Structured figure records
○ ○ ○ ○
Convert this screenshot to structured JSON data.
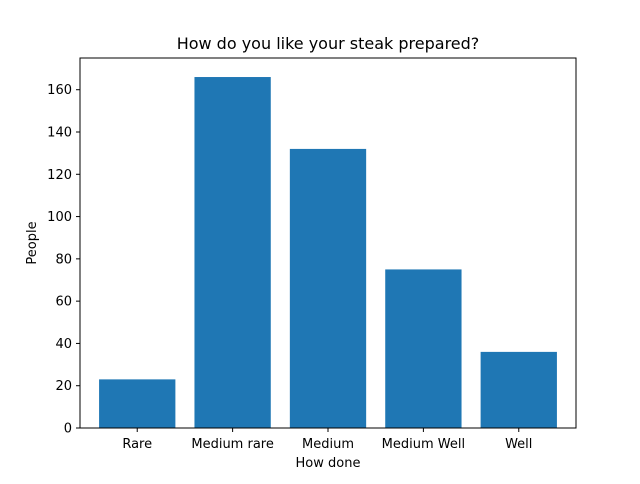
{
  "chart_data": {
    "type": "bar",
    "title": "How do you like your steak prepared?",
    "xlabel": "How done",
    "ylabel": "People",
    "categories": [
      "Rare",
      "Medium rare",
      "Medium",
      "Medium Well",
      "Well"
    ],
    "values": [
      23,
      166,
      132,
      75,
      36
    ],
    "ylim": [
      0,
      175
    ],
    "yticks": [
      0,
      20,
      40,
      60,
      80,
      100,
      120,
      140,
      160
    ],
    "grid": false,
    "legend": "none",
    "bar_color": "#1f77b4"
  }
}
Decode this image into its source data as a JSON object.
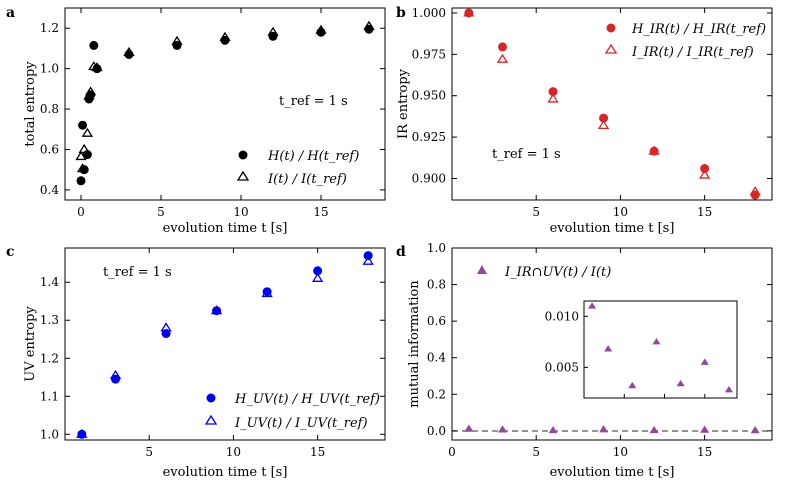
{
  "figure": {
    "panels": [
      {
        "panel_label": "a",
        "xlabel": "evolution time t [s]",
        "ylabel": "total entropy",
        "annotation": "t_ref = 1 s",
        "legend": [
          "H(t) / H(t_ref)",
          "I(t) / I(t_ref)"
        ],
        "xticks": [
          "0",
          "5",
          "10",
          "15"
        ],
        "yticks": [
          "0.4",
          "0.6",
          "0.8",
          "1.0",
          "1.2"
        ]
      },
      {
        "panel_label": "b",
        "xlabel": "evolution time t [s]",
        "ylabel": "IR entropy",
        "annotation": "t_ref = 1 s",
        "legend": [
          "H_IR(t) / H_IR(t_ref)",
          "I_IR(t) / I_IR(t_ref)"
        ],
        "xticks": [
          "5",
          "10",
          "15"
        ],
        "yticks": [
          "0.900",
          "0.925",
          "0.950",
          "0.975",
          "1.000"
        ]
      },
      {
        "panel_label": "c",
        "xlabel": "evolution time t [s]",
        "ylabel": "UV entropy",
        "annotation": "t_ref = 1 s",
        "legend": [
          "H_UV(t) / H_UV(t_ref)",
          "I_UV(t) / I_UV(t_ref)"
        ],
        "xticks": [
          "5",
          "10",
          "15"
        ],
        "yticks": [
          "1.0",
          "1.1",
          "1.2",
          "1.3",
          "1.4"
        ]
      },
      {
        "panel_label": "d",
        "xlabel": "evolution time t [s]",
        "ylabel": "mutual information",
        "legend": [
          "I_IR∩UV(t) / I(t)"
        ],
        "xticks": [
          "0",
          "5",
          "10",
          "15"
        ],
        "yticks": [
          "0.0",
          "0.2",
          "0.4",
          "0.6",
          "0.8",
          "1.0"
        ],
        "inset_yticks": [
          "0.005",
          "0.010"
        ]
      }
    ]
  },
  "chart_data": [
    {
      "type": "scatter",
      "panel": "a",
      "xlabel": "evolution time t [s]",
      "ylabel": "total entropy",
      "xlim": [
        -1,
        19
      ],
      "ylim": [
        0.35,
        1.3
      ],
      "series": [
        {
          "name": "H(t) / H(t_ref)",
          "marker": "filled-circle",
          "color": "#000000",
          "x": [
            0.0,
            0.1,
            0.2,
            0.4,
            0.5,
            0.6,
            0.8,
            1.0,
            3,
            6,
            9,
            12,
            15,
            18
          ],
          "y": [
            0.445,
            0.72,
            0.5,
            0.575,
            0.85,
            0.87,
            1.115,
            1.0,
            1.07,
            1.115,
            1.14,
            1.16,
            1.18,
            1.195
          ]
        },
        {
          "name": "I(t) / I(t_ref)",
          "marker": "open-triangle",
          "color": "#000000",
          "x": [
            0.0,
            0.1,
            0.2,
            0.4,
            0.5,
            0.6,
            0.8,
            1.0,
            3,
            6,
            9,
            12,
            15,
            18
          ],
          "y": [
            0.565,
            0.505,
            0.6,
            0.68,
            0.865,
            0.885,
            1.01,
            1.005,
            1.08,
            1.135,
            1.155,
            1.18,
            1.19,
            1.21
          ]
        }
      ]
    },
    {
      "type": "scatter",
      "panel": "b",
      "xlabel": "evolution time t [s]",
      "ylabel": "IR entropy",
      "xlim": [
        0,
        19
      ],
      "ylim": [
        0.887,
        1.003
      ],
      "series": [
        {
          "name": "H_IR(t) / H_IR(t_ref)",
          "marker": "filled-circle",
          "color": "#d62728",
          "x": [
            1,
            3,
            6,
            9,
            12,
            15,
            18
          ],
          "y": [
            1.0,
            0.9795,
            0.9525,
            0.9365,
            0.9165,
            0.906,
            0.89
          ]
        },
        {
          "name": "I_IR(t) / I_IR(t_ref)",
          "marker": "open-triangle",
          "color": "#d62728",
          "x": [
            1,
            3,
            6,
            9,
            12,
            15,
            18
          ],
          "y": [
            1.0,
            0.972,
            0.948,
            0.932,
            0.9165,
            0.902,
            0.892
          ]
        }
      ]
    },
    {
      "type": "scatter",
      "panel": "c",
      "xlabel": "evolution time t [s]",
      "ylabel": "UV entropy",
      "xlim": [
        0,
        19
      ],
      "ylim": [
        0.985,
        1.49
      ],
      "series": [
        {
          "name": "H_UV(t) / H_UV(t_ref)",
          "marker": "filled-circle",
          "color": "#0000ee",
          "x": [
            1,
            3,
            6,
            9,
            12,
            15,
            18
          ],
          "y": [
            1.0,
            1.145,
            1.265,
            1.325,
            1.375,
            1.43,
            1.47
          ]
        },
        {
          "name": "I_UV(t) / I_UV(t_ref)",
          "marker": "open-triangle",
          "color": "#0000ee",
          "x": [
            1,
            3,
            6,
            9,
            12,
            15,
            18
          ],
          "y": [
            1.0,
            1.155,
            1.28,
            1.325,
            1.37,
            1.41,
            1.455
          ]
        }
      ]
    },
    {
      "type": "scatter",
      "panel": "d",
      "xlabel": "evolution time t [s]",
      "ylabel": "mutual information",
      "xlim": [
        0,
        19
      ],
      "ylim": [
        -0.05,
        1.0
      ],
      "reference_line_y": 0.0,
      "series": [
        {
          "name": "I_IR∩UV(t) / I(t)",
          "marker": "filled-triangle",
          "color": "#8e4a96",
          "x": [
            1,
            3,
            6,
            9,
            12,
            15,
            18
          ],
          "y": [
            0.011,
            0.0068,
            0.0032,
            0.0075,
            0.0034,
            0.0055,
            0.0028
          ]
        }
      ],
      "inset": {
        "xlim": [
          0,
          19
        ],
        "ylim": [
          0.002,
          0.0115
        ]
      }
    }
  ]
}
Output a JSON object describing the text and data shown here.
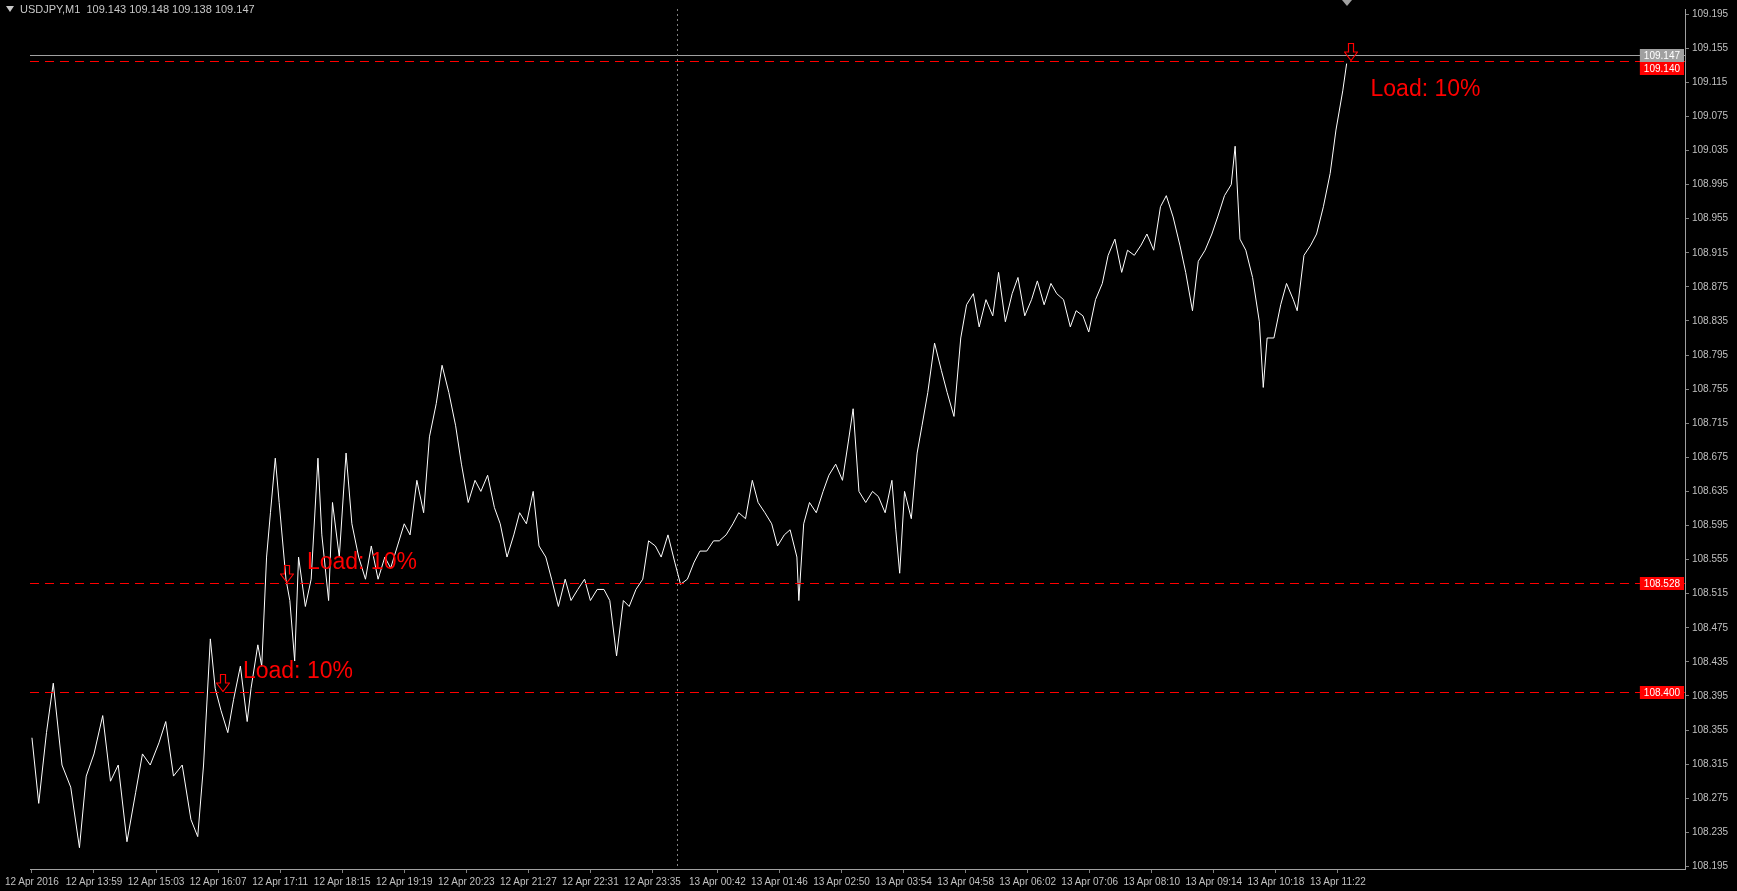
{
  "chart_data": {
    "type": "line",
    "title": "USDJPY,M1  109.143 109.148 109.138 109.147",
    "x": [
      "2016-04-12T12:55",
      "2016-04-12T13:02",
      "2016-04-12T13:10",
      "2016-04-12T13:17",
      "2016-04-12T13:26",
      "2016-04-12T13:35",
      "2016-04-12T13:44",
      "2016-04-12T13:51",
      "2016-04-12T13:59",
      "2016-04-12T14:08",
      "2016-04-12T14:16",
      "2016-04-12T14:24",
      "2016-04-12T14:33",
      "2016-04-12T14:42",
      "2016-04-12T14:49",
      "2016-04-12T14:57",
      "2016-04-12T15:06",
      "2016-04-12T15:13",
      "2016-04-12T15:21",
      "2016-04-12T15:30",
      "2016-04-12T15:39",
      "2016-04-12T15:46",
      "2016-04-12T15:52",
      "2016-04-12T15:59",
      "2016-04-12T16:04",
      "2016-04-12T16:10",
      "2016-04-12T16:17",
      "2016-04-12T16:23",
      "2016-04-12T16:30",
      "2016-04-12T16:37",
      "2016-04-12T16:41",
      "2016-04-12T16:48",
      "2016-04-12T16:52",
      "2016-04-12T16:57",
      "2016-04-12T17:01",
      "2016-04-12T17:06",
      "2016-04-12T17:10",
      "2016-04-12T17:17",
      "2016-04-12T17:21",
      "2016-04-12T17:26",
      "2016-04-12T17:30",
      "2016-04-12T17:37",
      "2016-04-12T17:43",
      "2016-04-12T17:50",
      "2016-04-12T17:54",
      "2016-04-12T18:01",
      "2016-04-12T18:05",
      "2016-04-12T18:12",
      "2016-04-12T18:19",
      "2016-04-12T18:25",
      "2016-04-12T18:32",
      "2016-04-12T18:39",
      "2016-04-12T18:45",
      "2016-04-12T18:52",
      "2016-04-12T18:59",
      "2016-04-12T19:05",
      "2016-04-12T19:12",
      "2016-04-12T19:19",
      "2016-04-12T19:25",
      "2016-04-12T19:32",
      "2016-04-12T19:39",
      "2016-04-12T19:45",
      "2016-04-12T19:52",
      "2016-04-12T19:58",
      "2016-04-12T20:05",
      "2016-04-12T20:12",
      "2016-04-12T20:18",
      "2016-04-12T20:25",
      "2016-04-12T20:32",
      "2016-04-12T20:38",
      "2016-04-12T20:45",
      "2016-04-12T20:52",
      "2016-04-12T20:58",
      "2016-04-12T21:05",
      "2016-04-12T21:12",
      "2016-04-12T21:18",
      "2016-04-12T21:25",
      "2016-04-12T21:32",
      "2016-04-12T21:38",
      "2016-04-12T21:45",
      "2016-04-12T21:51",
      "2016-04-12T21:58",
      "2016-04-12T22:05",
      "2016-04-12T22:11",
      "2016-04-12T22:18",
      "2016-04-12T22:25",
      "2016-04-12T22:31",
      "2016-04-12T22:38",
      "2016-04-12T22:45",
      "2016-04-12T22:51",
      "2016-04-12T22:58",
      "2016-04-12T23:05",
      "2016-04-12T23:11",
      "2016-04-12T23:18",
      "2016-04-12T23:25",
      "2016-04-12T23:31",
      "2016-04-12T23:38",
      "2016-04-12T23:44",
      "2016-04-12T23:51",
      "2016-04-12T23:58",
      "2016-04-13T00:04",
      "2016-04-13T00:11",
      "2016-04-13T00:18",
      "2016-04-13T00:24",
      "2016-04-13T00:31",
      "2016-04-13T00:38",
      "2016-04-13T00:44",
      "2016-04-13T00:51",
      "2016-04-13T00:58",
      "2016-04-13T01:04",
      "2016-04-13T01:11",
      "2016-04-13T01:18",
      "2016-04-13T01:24",
      "2016-04-13T01:31",
      "2016-04-13T01:38",
      "2016-04-13T01:44",
      "2016-04-13T01:51",
      "2016-04-13T01:57",
      "2016-04-13T02:04",
      "2016-04-13T02:06",
      "2016-04-13T02:11",
      "2016-04-13T02:17",
      "2016-04-13T02:24",
      "2016-04-13T02:31",
      "2016-04-13T02:37",
      "2016-04-13T02:44",
      "2016-04-13T02:51",
      "2016-04-13T02:57",
      "2016-04-13T03:02",
      "2016-04-13T03:08",
      "2016-04-13T03:15",
      "2016-04-13T03:22",
      "2016-04-13T03:28",
      "2016-04-13T03:35",
      "2016-04-13T03:42",
      "2016-04-13T03:46",
      "2016-04-13T03:50",
      "2016-04-13T03:55",
      "2016-04-13T04:02",
      "2016-04-13T04:08",
      "2016-04-13T04:13",
      "2016-04-13T04:19",
      "2016-04-13T04:26",
      "2016-04-13T04:33",
      "2016-04-13T04:39",
      "2016-04-13T04:46",
      "2016-04-13T04:53",
      "2016-04-13T04:59",
      "2016-04-13T05:06",
      "2016-04-13T05:12",
      "2016-04-13T05:19",
      "2016-04-13T05:26",
      "2016-04-13T05:32",
      "2016-04-13T05:39",
      "2016-04-13T05:46",
      "2016-04-13T05:52",
      "2016-04-13T05:59",
      "2016-04-13T06:06",
      "2016-04-13T06:12",
      "2016-04-13T06:19",
      "2016-04-13T06:26",
      "2016-04-13T06:32",
      "2016-04-13T06:39",
      "2016-04-13T06:46",
      "2016-04-13T06:52",
      "2016-04-13T06:59",
      "2016-04-13T07:05",
      "2016-04-13T07:12",
      "2016-04-13T07:19",
      "2016-04-13T07:25",
      "2016-04-13T07:32",
      "2016-04-13T07:39",
      "2016-04-13T07:45",
      "2016-04-13T07:52",
      "2016-04-13T07:59",
      "2016-04-13T08:05",
      "2016-04-13T08:12",
      "2016-04-13T08:19",
      "2016-04-13T08:25",
      "2016-04-13T08:32",
      "2016-04-13T08:39",
      "2016-04-13T08:45",
      "2016-04-13T08:52",
      "2016-04-13T08:58",
      "2016-04-13T09:05",
      "2016-04-13T09:12",
      "2016-04-13T09:18",
      "2016-04-13T09:25",
      "2016-04-13T09:32",
      "2016-04-13T09:36",
      "2016-04-13T09:41",
      "2016-04-13T09:47",
      "2016-04-13T09:54",
      "2016-04-13T10:01",
      "2016-04-13T10:05",
      "2016-04-13T10:09",
      "2016-04-13T10:16",
      "2016-04-13T10:23",
      "2016-04-13T10:29",
      "2016-04-13T10:36",
      "2016-04-13T10:40",
      "2016-04-13T10:47",
      "2016-04-13T10:54",
      "2016-04-13T11:00",
      "2016-04-13T11:07",
      "2016-04-13T11:14",
      "2016-04-13T11:20",
      "2016-04-13T11:27",
      "2016-04-13T11:31"
    ],
    "series": [
      {
        "color": "#ffffff",
        "values": [
          108.346,
          108.269,
          108.352,
          108.41,
          108.314,
          108.288,
          108.217,
          108.301,
          108.327,
          108.372,
          108.295,
          108.314,
          108.224,
          108.282,
          108.327,
          108.314,
          108.34,
          108.365,
          108.301,
          108.314,
          108.25,
          108.23,
          108.314,
          108.462,
          108.404,
          108.378,
          108.352,
          108.391,
          108.43,
          108.365,
          108.404,
          108.455,
          108.43,
          108.558,
          108.61,
          108.674,
          108.622,
          108.532,
          108.507,
          108.436,
          108.558,
          108.5,
          108.532,
          108.674,
          108.584,
          108.507,
          108.622,
          108.558,
          108.68,
          108.597,
          108.558,
          108.532,
          108.571,
          108.532,
          108.558,
          108.545,
          108.571,
          108.597,
          108.584,
          108.648,
          108.61,
          108.699,
          108.738,
          108.783,
          108.751,
          108.712,
          108.667,
          108.622,
          108.648,
          108.635,
          108.654,
          108.616,
          108.597,
          108.558,
          108.584,
          108.61,
          108.597,
          108.635,
          108.571,
          108.558,
          108.532,
          108.5,
          108.532,
          108.507,
          108.52,
          108.532,
          108.507,
          108.52,
          108.52,
          108.507,
          108.442,
          108.507,
          108.5,
          108.52,
          108.532,
          108.577,
          108.571,
          108.558,
          108.584,
          108.552,
          108.526,
          108.532,
          108.552,
          108.565,
          108.565,
          108.577,
          108.577,
          108.584,
          108.597,
          108.61,
          108.603,
          108.648,
          108.622,
          108.61,
          108.597,
          108.571,
          108.584,
          108.59,
          108.558,
          108.507,
          108.597,
          108.622,
          108.61,
          108.635,
          108.654,
          108.667,
          108.648,
          108.693,
          108.732,
          108.635,
          108.622,
          108.635,
          108.629,
          108.61,
          108.648,
          108.59,
          108.539,
          108.635,
          108.603,
          108.68,
          108.712,
          108.751,
          108.809,
          108.777,
          108.751,
          108.723,
          108.815,
          108.854,
          108.867,
          108.828,
          108.86,
          108.841,
          108.892,
          108.834,
          108.867,
          108.886,
          108.841,
          108.86,
          108.882,
          108.854,
          108.879,
          108.867,
          108.86,
          108.828,
          108.847,
          108.841,
          108.822,
          108.86,
          108.879,
          108.912,
          108.931,
          108.892,
          108.918,
          108.912,
          108.924,
          108.937,
          108.918,
          108.969,
          108.982,
          108.957,
          108.924,
          108.892,
          108.847,
          108.905,
          108.918,
          108.937,
          108.957,
          108.982,
          108.995,
          109.04,
          108.931,
          108.918,
          108.886,
          108.834,
          108.757,
          108.815,
          108.815,
          108.854,
          108.879,
          108.86,
          108.847,
          108.912,
          108.924,
          108.937,
          108.969,
          109.008,
          109.059,
          109.105,
          109.137
        ]
      }
    ],
    "xlim": [
      "2016-04-12T12:53",
      "2016-04-13T17:20"
    ],
    "xticks": [
      {
        "value": "2016-04-12T12:55",
        "label": "12 Apr 2016"
      },
      {
        "value": "2016-04-12T13:59",
        "label": "12 Apr 13:59"
      },
      {
        "value": "2016-04-12T15:03",
        "label": "12 Apr 15:03"
      },
      {
        "value": "2016-04-12T16:07",
        "label": "12 Apr 16:07"
      },
      {
        "value": "2016-04-12T17:11",
        "label": "12 Apr 17:11"
      },
      {
        "value": "2016-04-12T18:15",
        "label": "12 Apr 18:15"
      },
      {
        "value": "2016-04-12T19:19",
        "label": "12 Apr 19:19"
      },
      {
        "value": "2016-04-12T20:23",
        "label": "12 Apr 20:23"
      },
      {
        "value": "2016-04-12T21:27",
        "label": "12 Apr 21:27"
      },
      {
        "value": "2016-04-12T22:31",
        "label": "12 Apr 22:31"
      },
      {
        "value": "2016-04-12T23:35",
        "label": "12 Apr 23:35"
      },
      {
        "value": "2016-04-13T00:42",
        "label": "13 Apr 00:42"
      },
      {
        "value": "2016-04-13T01:46",
        "label": "13 Apr 01:46"
      },
      {
        "value": "2016-04-13T02:50",
        "label": "13 Apr 02:50"
      },
      {
        "value": "2016-04-13T03:54",
        "label": "13 Apr 03:54"
      },
      {
        "value": "2016-04-13T04:58",
        "label": "13 Apr 04:58"
      },
      {
        "value": "2016-04-13T06:02",
        "label": "13 Apr 06:02"
      },
      {
        "value": "2016-04-13T07:06",
        "label": "13 Apr 07:06"
      },
      {
        "value": "2016-04-13T08:10",
        "label": "13 Apr 08:10"
      },
      {
        "value": "2016-04-13T09:14",
        "label": "13 Apr 09:14"
      },
      {
        "value": "2016-04-13T10:18",
        "label": "13 Apr 10:18"
      },
      {
        "value": "2016-04-13T11:22",
        "label": "13 Apr 11:22"
      }
    ],
    "ylim": [
      108.192,
      109.201
    ],
    "yticks": [
      108.195,
      108.235,
      108.275,
      108.315,
      108.355,
      108.395,
      108.435,
      108.475,
      108.515,
      108.555,
      108.595,
      108.635,
      108.675,
      108.715,
      108.755,
      108.795,
      108.835,
      108.875,
      108.915,
      108.955,
      108.995,
      109.035,
      109.075,
      109.115,
      109.155,
      109.195
    ],
    "ref_lines": [
      {
        "axis": "y",
        "value": 109.147,
        "label": "109.147",
        "color": "#a0a0a0",
        "line_style": "solid"
      },
      {
        "axis": "y",
        "value": 109.14,
        "label": "109.140",
        "color": "#ff0000",
        "line_style": "dashed"
      },
      {
        "axis": "y",
        "value": 108.528,
        "label": "108.528",
        "color": "#ff0000",
        "line_style": "dashed"
      },
      {
        "axis": "y",
        "value": 108.4,
        "label": "108.400",
        "color": "#ff0000",
        "line_style": "dashed"
      },
      {
        "axis": "x",
        "value": "2016-04-13T00:00",
        "label": null,
        "color": "#808080",
        "line_style": "dotted"
      }
    ],
    "annotations": [
      {
        "text": "Load: 10%",
        "x": "2016-04-12T16:12",
        "y": 108.4
      },
      {
        "text": "Load: 10%",
        "x": "2016-04-12T17:18",
        "y": 108.528
      },
      {
        "text": "Load: 10%",
        "x": "2016-04-13T11:35",
        "y": 109.14
      }
    ],
    "grid": false,
    "legend": false,
    "marker": "none",
    "line_style": "solid"
  }
}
○ ○ ○ ○
Pull out every line of the entries that includes the word "entropy".

        "ylabel": "total entropy",
        "ylabel": "IR entropy",
        "ylabel": "UV entropy",
      "ylabel": "total entropy",
      "ylabel": "IR entropy",
      "ylabel": "UV entropy",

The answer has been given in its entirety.